Recorded data:

◆ ◆ ◆

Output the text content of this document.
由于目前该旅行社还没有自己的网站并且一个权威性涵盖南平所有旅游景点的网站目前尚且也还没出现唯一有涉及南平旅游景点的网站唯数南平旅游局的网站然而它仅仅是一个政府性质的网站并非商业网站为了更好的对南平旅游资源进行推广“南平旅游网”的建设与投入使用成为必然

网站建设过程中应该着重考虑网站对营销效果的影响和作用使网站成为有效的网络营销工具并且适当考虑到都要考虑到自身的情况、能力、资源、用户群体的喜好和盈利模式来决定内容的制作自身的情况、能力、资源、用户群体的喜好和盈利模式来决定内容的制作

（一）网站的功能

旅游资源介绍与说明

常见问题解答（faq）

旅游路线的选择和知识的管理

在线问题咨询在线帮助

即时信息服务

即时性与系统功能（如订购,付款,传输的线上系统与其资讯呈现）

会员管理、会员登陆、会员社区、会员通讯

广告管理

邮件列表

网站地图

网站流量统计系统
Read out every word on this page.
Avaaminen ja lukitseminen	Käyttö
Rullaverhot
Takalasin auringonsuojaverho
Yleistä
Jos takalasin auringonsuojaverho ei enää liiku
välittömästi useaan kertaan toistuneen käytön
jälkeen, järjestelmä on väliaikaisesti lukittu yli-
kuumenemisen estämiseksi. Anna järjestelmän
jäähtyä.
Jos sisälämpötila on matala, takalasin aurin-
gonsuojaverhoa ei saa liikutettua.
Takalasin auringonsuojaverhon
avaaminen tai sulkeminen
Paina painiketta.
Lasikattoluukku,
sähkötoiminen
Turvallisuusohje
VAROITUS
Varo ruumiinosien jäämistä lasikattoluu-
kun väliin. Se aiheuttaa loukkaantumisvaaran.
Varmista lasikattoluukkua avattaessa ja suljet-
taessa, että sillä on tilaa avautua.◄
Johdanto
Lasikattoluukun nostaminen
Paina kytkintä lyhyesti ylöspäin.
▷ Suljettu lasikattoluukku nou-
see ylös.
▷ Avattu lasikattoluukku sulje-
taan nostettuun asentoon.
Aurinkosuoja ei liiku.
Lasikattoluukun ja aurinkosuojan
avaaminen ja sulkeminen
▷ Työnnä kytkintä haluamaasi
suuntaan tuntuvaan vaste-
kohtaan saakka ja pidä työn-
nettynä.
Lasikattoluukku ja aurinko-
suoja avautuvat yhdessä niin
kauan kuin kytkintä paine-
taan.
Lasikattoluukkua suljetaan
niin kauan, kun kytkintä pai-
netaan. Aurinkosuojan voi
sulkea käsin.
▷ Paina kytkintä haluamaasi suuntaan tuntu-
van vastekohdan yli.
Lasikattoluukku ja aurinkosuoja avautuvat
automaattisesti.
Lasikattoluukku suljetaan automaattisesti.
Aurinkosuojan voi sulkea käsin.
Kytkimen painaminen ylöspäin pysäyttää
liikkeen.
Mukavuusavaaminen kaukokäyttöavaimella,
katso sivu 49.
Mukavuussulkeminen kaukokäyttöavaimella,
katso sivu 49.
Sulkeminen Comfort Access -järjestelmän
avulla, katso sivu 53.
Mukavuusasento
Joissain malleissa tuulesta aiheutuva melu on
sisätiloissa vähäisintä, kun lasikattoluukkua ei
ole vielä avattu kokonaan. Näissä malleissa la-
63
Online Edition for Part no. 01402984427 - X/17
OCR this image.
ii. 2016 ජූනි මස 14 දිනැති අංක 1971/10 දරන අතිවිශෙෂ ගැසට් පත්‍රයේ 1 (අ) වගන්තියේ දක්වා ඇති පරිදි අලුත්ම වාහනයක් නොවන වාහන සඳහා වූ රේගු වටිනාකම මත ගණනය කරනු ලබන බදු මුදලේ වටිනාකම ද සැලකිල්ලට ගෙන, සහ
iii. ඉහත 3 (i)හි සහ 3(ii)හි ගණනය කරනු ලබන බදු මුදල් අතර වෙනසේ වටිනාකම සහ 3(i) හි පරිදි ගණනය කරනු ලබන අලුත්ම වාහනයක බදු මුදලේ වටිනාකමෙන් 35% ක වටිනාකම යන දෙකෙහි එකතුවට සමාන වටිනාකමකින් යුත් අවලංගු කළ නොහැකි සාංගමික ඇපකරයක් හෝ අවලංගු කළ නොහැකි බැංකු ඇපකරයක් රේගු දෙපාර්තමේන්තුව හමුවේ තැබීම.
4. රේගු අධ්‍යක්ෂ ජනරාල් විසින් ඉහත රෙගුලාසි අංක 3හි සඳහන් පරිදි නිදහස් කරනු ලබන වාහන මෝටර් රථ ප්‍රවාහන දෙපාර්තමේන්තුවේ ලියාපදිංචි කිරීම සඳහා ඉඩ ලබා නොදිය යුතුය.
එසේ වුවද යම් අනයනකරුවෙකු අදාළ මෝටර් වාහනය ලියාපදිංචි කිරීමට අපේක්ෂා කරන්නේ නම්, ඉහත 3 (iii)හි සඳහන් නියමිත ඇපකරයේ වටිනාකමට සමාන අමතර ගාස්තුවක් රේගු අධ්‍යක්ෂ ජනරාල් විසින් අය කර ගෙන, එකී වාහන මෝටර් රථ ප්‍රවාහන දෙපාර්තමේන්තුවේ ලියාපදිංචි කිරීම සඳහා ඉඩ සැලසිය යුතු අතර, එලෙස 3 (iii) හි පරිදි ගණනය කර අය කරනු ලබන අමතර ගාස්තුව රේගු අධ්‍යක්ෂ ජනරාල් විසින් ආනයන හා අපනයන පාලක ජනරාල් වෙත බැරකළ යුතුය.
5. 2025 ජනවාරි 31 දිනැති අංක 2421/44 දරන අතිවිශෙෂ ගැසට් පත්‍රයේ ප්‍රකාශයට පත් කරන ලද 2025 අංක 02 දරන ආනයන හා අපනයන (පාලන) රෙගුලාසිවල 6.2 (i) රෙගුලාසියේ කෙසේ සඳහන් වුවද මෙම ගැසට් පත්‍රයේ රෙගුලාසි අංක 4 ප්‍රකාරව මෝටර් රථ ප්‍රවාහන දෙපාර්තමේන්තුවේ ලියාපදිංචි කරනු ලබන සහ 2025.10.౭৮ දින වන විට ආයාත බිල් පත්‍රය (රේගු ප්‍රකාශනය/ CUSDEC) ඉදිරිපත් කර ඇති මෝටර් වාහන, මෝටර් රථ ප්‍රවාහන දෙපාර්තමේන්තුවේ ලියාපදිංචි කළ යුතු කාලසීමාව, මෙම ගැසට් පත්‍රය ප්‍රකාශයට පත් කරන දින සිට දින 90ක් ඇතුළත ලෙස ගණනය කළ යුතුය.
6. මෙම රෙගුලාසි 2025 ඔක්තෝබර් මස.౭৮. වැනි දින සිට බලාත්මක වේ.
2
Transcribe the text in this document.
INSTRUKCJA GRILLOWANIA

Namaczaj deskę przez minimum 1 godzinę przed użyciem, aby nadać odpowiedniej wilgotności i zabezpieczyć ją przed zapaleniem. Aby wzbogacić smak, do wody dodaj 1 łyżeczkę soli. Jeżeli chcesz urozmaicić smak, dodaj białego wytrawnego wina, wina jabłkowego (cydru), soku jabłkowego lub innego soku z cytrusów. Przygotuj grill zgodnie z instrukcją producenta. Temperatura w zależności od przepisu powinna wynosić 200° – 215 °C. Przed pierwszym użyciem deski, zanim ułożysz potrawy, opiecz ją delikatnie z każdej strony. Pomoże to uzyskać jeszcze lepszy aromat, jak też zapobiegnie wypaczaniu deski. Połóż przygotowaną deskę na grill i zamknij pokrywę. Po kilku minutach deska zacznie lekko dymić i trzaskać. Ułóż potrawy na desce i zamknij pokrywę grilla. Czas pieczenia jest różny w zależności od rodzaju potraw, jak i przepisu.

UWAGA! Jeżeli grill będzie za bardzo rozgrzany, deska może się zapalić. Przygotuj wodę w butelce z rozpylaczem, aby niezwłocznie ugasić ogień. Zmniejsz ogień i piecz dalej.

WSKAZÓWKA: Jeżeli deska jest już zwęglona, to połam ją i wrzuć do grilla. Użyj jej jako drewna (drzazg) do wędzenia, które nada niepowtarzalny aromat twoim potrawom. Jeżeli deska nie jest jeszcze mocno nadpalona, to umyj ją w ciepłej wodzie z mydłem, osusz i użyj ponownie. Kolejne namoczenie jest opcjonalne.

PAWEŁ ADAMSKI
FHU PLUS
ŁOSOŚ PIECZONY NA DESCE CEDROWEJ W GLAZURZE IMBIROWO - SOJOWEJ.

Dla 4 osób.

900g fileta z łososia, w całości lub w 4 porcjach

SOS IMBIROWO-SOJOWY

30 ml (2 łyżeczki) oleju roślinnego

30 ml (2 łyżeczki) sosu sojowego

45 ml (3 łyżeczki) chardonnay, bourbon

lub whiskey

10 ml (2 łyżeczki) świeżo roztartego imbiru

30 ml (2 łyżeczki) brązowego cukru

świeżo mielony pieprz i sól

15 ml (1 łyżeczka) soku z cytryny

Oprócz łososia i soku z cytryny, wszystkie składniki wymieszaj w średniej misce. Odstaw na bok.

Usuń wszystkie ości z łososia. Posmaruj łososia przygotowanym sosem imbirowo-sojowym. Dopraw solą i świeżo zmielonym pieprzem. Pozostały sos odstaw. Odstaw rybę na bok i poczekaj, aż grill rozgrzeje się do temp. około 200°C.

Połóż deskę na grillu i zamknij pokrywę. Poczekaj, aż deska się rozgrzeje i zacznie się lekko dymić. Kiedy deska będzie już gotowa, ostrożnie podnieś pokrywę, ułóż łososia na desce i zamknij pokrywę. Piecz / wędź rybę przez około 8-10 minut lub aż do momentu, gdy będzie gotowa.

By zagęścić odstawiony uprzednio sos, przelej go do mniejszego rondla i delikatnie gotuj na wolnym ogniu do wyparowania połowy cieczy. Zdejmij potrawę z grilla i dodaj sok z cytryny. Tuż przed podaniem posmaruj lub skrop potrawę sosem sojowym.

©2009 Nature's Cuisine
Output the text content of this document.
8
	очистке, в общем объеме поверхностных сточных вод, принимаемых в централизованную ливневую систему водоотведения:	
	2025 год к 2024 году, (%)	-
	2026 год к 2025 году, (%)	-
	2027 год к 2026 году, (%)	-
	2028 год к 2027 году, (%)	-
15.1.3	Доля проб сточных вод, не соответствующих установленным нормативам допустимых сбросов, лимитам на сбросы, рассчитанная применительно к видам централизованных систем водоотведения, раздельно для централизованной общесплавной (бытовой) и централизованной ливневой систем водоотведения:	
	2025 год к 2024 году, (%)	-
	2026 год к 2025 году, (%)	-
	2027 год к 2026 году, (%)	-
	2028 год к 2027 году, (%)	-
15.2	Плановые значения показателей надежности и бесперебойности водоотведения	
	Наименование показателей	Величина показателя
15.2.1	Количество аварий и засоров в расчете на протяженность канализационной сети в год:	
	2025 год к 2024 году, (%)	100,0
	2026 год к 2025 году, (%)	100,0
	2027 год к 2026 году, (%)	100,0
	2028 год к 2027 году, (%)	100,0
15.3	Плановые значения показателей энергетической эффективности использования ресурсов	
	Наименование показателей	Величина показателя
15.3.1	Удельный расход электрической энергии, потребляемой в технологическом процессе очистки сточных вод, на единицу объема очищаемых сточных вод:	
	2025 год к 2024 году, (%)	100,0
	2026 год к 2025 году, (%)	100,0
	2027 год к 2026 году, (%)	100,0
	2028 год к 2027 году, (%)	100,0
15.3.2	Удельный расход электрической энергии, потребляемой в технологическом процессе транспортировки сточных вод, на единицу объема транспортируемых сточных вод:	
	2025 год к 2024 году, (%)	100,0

◆ ◆ ◆

Pick out the lines that include the word "avautuvat" and write them out.

→ Expected output
suoja avautuvat yhdessä niin
Lasikattoluukku ja aurinkosuoja avautuvat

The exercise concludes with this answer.